▸ **REQUEST**
Pictures in the records should not be copied, but every other part must be repeated exactly.

•••

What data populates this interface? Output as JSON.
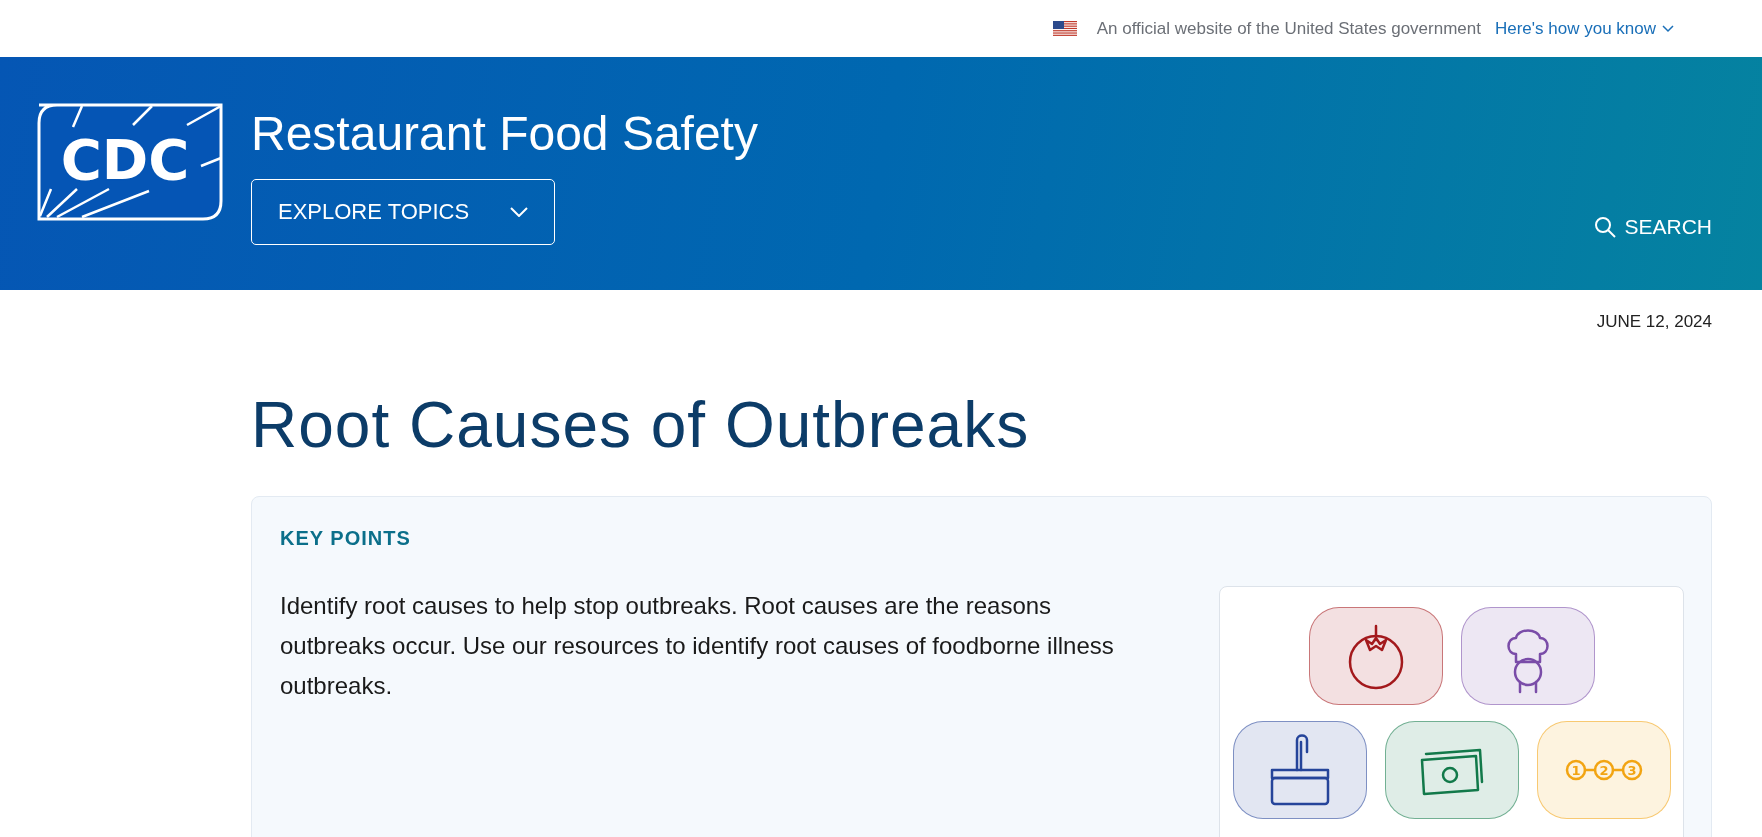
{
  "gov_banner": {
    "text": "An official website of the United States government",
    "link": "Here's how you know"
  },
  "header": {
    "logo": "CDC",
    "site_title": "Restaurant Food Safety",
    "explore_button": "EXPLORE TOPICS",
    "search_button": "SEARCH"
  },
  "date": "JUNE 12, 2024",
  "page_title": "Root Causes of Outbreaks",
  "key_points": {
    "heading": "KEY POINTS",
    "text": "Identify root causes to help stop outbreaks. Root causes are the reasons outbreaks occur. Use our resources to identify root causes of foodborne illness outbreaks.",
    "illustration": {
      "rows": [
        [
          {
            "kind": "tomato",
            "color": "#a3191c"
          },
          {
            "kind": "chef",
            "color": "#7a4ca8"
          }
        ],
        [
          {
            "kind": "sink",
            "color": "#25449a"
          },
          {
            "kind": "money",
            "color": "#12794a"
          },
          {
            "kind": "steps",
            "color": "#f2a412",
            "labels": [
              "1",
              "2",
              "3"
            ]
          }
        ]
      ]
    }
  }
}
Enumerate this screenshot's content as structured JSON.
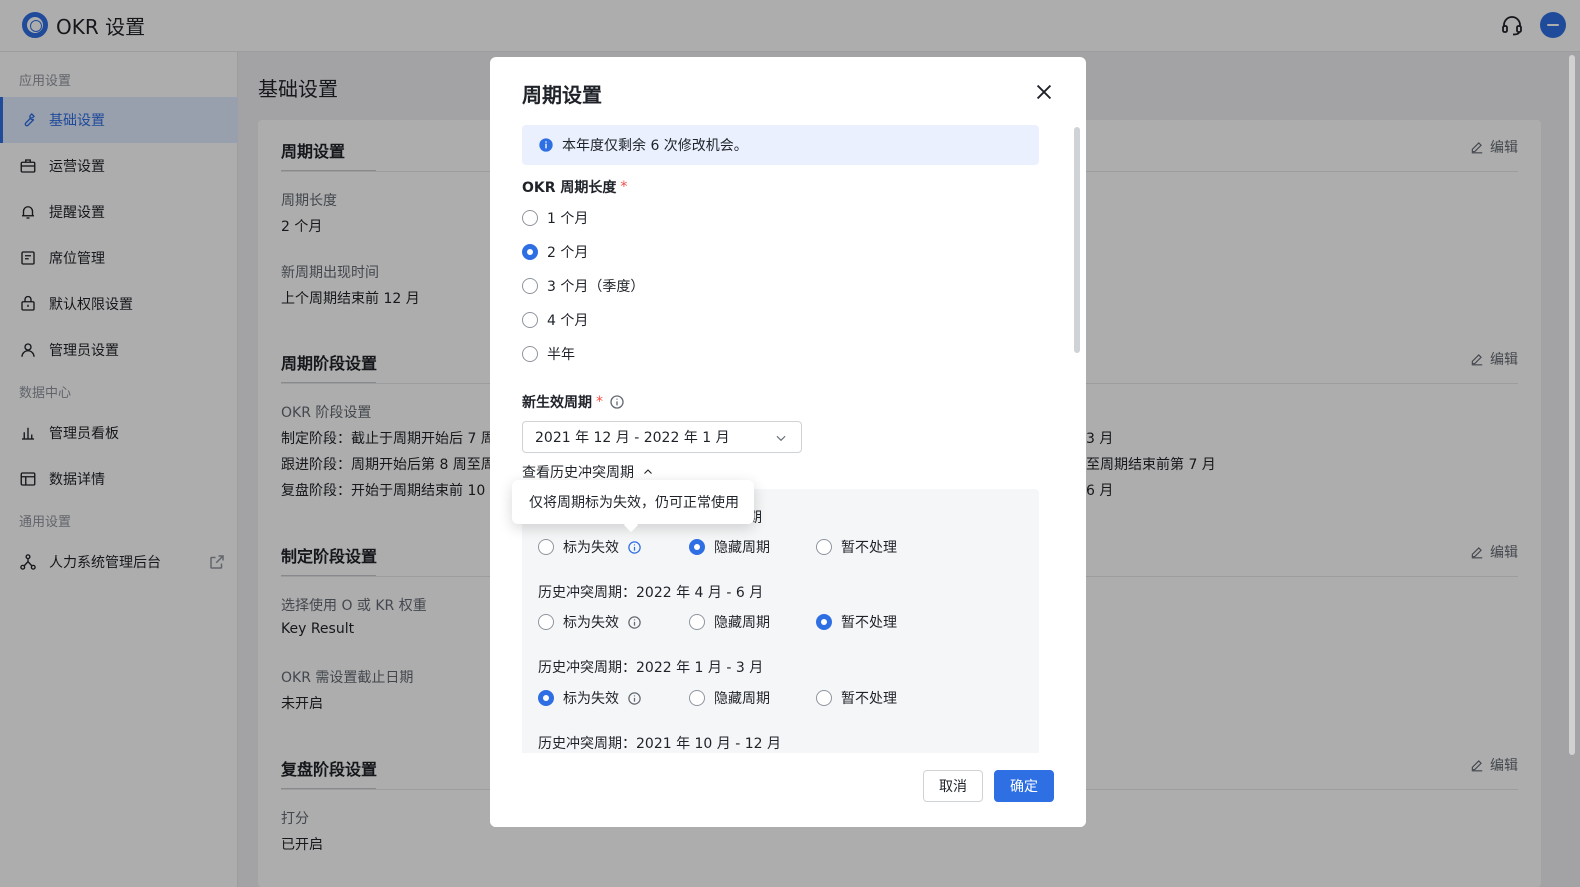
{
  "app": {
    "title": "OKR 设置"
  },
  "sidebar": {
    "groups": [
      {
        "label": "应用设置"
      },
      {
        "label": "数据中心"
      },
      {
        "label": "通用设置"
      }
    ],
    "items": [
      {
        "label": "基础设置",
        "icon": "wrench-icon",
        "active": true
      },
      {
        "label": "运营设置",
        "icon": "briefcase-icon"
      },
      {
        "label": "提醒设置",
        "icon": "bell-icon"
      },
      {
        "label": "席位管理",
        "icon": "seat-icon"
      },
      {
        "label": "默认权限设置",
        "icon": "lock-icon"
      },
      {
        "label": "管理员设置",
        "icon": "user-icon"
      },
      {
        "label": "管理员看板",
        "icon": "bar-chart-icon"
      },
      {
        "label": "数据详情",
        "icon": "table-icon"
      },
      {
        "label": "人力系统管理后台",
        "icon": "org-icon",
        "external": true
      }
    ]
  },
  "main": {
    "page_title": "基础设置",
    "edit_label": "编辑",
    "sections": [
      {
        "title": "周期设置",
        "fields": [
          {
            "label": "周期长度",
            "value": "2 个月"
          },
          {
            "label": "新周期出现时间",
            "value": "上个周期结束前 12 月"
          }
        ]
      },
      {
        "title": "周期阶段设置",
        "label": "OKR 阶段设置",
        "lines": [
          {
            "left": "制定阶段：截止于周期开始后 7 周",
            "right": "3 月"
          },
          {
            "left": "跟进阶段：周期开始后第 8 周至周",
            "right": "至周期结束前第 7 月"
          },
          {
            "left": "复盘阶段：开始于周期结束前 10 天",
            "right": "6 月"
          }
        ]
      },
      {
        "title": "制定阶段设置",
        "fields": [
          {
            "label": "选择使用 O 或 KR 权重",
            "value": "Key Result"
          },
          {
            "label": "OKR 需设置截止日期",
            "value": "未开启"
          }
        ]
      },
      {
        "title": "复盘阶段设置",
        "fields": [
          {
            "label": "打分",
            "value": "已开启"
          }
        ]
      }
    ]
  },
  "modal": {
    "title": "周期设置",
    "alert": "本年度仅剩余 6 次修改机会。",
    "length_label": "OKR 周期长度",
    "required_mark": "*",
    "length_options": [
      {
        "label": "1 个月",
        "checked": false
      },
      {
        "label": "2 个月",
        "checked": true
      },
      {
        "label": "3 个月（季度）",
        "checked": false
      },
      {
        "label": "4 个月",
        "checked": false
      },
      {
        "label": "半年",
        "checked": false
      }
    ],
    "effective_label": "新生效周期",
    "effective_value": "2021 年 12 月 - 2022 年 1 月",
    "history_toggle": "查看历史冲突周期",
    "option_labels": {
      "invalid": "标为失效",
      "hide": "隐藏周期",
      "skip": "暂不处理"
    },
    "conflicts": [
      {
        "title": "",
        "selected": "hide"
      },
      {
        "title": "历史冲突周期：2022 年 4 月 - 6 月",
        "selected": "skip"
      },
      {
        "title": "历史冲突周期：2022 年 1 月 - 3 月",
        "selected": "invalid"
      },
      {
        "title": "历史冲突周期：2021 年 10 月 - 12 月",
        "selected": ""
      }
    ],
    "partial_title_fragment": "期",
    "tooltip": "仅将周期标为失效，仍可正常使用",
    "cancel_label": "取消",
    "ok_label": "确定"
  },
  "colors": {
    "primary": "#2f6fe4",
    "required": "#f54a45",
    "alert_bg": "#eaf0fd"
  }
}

•••

▸ **REPLY TO THE EXERCISE**
What data populates this interface? Output as JSON.
{
  "gov_banner": {
    "text": "An official website of the United States government",
    "link": "Here's how you know"
  },
  "header": {
    "logo": "CDC",
    "site_title": "Restaurant Food Safety",
    "explore_button": "EXPLORE TOPICS",
    "search_button": "SEARCH"
  },
  "date": "JUNE 12, 2024",
  "page_title": "Root Causes of Outbreaks",
  "key_points": {
    "heading": "KEY POINTS",
    "text": "Identify root causes to help stop outbreaks. Root causes are the reasons outbreaks occur. Use our resources to identify root causes of foodborne illness outbreaks.",
    "illustration": {
      "rows": [
        [
          {
            "kind": "tomato",
            "color": "#a3191c"
          },
          {
            "kind": "chef",
            "color": "#7a4ca8"
          }
        ],
        [
          {
            "kind": "sink",
            "color": "#25449a"
          },
          {
            "kind": "money",
            "color": "#12794a"
          },
          {
            "kind": "steps",
            "color": "#f2a412",
            "labels": [
              "1",
              "2",
              "3"
            ]
          }
        ]
      ]
    }
  }
}
Enumerate this screenshot's content as structured JSON.
{
  "app": {
    "title": "OKR 设置"
  },
  "sidebar": {
    "groups": [
      {
        "label": "应用设置"
      },
      {
        "label": "数据中心"
      },
      {
        "label": "通用设置"
      }
    ],
    "items": [
      {
        "label": "基础设置",
        "icon": "wrench-icon",
        "active": true
      },
      {
        "label": "运营设置",
        "icon": "briefcase-icon"
      },
      {
        "label": "提醒设置",
        "icon": "bell-icon"
      },
      {
        "label": "席位管理",
        "icon": "seat-icon"
      },
      {
        "label": "默认权限设置",
        "icon": "lock-icon"
      },
      {
        "label": "管理员设置",
        "icon": "user-icon"
      },
      {
        "label": "管理员看板",
        "icon": "bar-chart-icon"
      },
      {
        "label": "数据详情",
        "icon": "table-icon"
      },
      {
        "label": "人力系统管理后台",
        "icon": "org-icon",
        "external": true
      }
    ]
  },
  "main": {
    "page_title": "基础设置",
    "edit_label": "编辑",
    "sections": [
      {
        "title": "周期设置",
        "fields": [
          {
            "label": "周期长度",
            "value": "2 个月"
          },
          {
            "label": "新周期出现时间",
            "value": "上个周期结束前 12 月"
          }
        ]
      },
      {
        "title": "周期阶段设置",
        "label": "OKR 阶段设置",
        "lines": [
          {
            "left": "制定阶段：截止于周期开始后 7 周",
            "right": "3 月"
          },
          {
            "left": "跟进阶段：周期开始后第 8 周至周",
            "right": "至周期结束前第 7 月"
          },
          {
            "left": "复盘阶段：开始于周期结束前 10 天",
            "right": "6 月"
          }
        ]
      },
      {
        "title": "制定阶段设置",
        "fields": [
          {
            "label": "选择使用 O 或 KR 权重",
            "value": "Key Result"
          },
          {
            "label": "OKR 需设置截止日期",
            "value": "未开启"
          }
        ]
      },
      {
        "title": "复盘阶段设置",
        "fields": [
          {
            "label": "打分",
            "value": "已开启"
          }
        ]
      }
    ]
  },
  "modal": {
    "title": "周期设置",
    "alert": "本年度仅剩余 6 次修改机会。",
    "length_label": "OKR 周期长度",
    "required_mark": "*",
    "length_options": [
      {
        "label": "1 个月",
        "checked": false
      },
      {
        "label": "2 个月",
        "checked": true
      },
      {
        "label": "3 个月（季度）",
        "checked": false
      },
      {
        "label": "4 个月",
        "checked": false
      },
      {
        "label": "半年",
        "checked": false
      }
    ],
    "effective_label": "新生效周期",
    "effective_value": "2021 年 12 月 - 2022 年 1 月",
    "history_toggle": "查看历史冲突周期",
    "option_labels": {
      "invalid": "标为失效",
      "hide": "隐藏周期",
      "skip": "暂不处理"
    },
    "conflicts": [
      {
        "title": "",
        "selected": "hide"
      },
      {
        "title": "历史冲突周期：2022 年 4 月 - 6 月",
        "selected": "skip"
      },
      {
        "title": "历史冲突周期：2022 年 1 月 - 3 月",
        "selected": "invalid"
      },
      {
        "title": "历史冲突周期：2021 年 10 月 - 12 月",
        "selected": ""
      }
    ],
    "partial_title_fragment": "期",
    "tooltip": "仅将周期标为失效，仍可正常使用",
    "cancel_label": "取消",
    "ok_label": "确定"
  },
  "colors": {
    "primary": "#2f6fe4",
    "required": "#f54a45",
    "alert_bg": "#eaf0fd"
  }
}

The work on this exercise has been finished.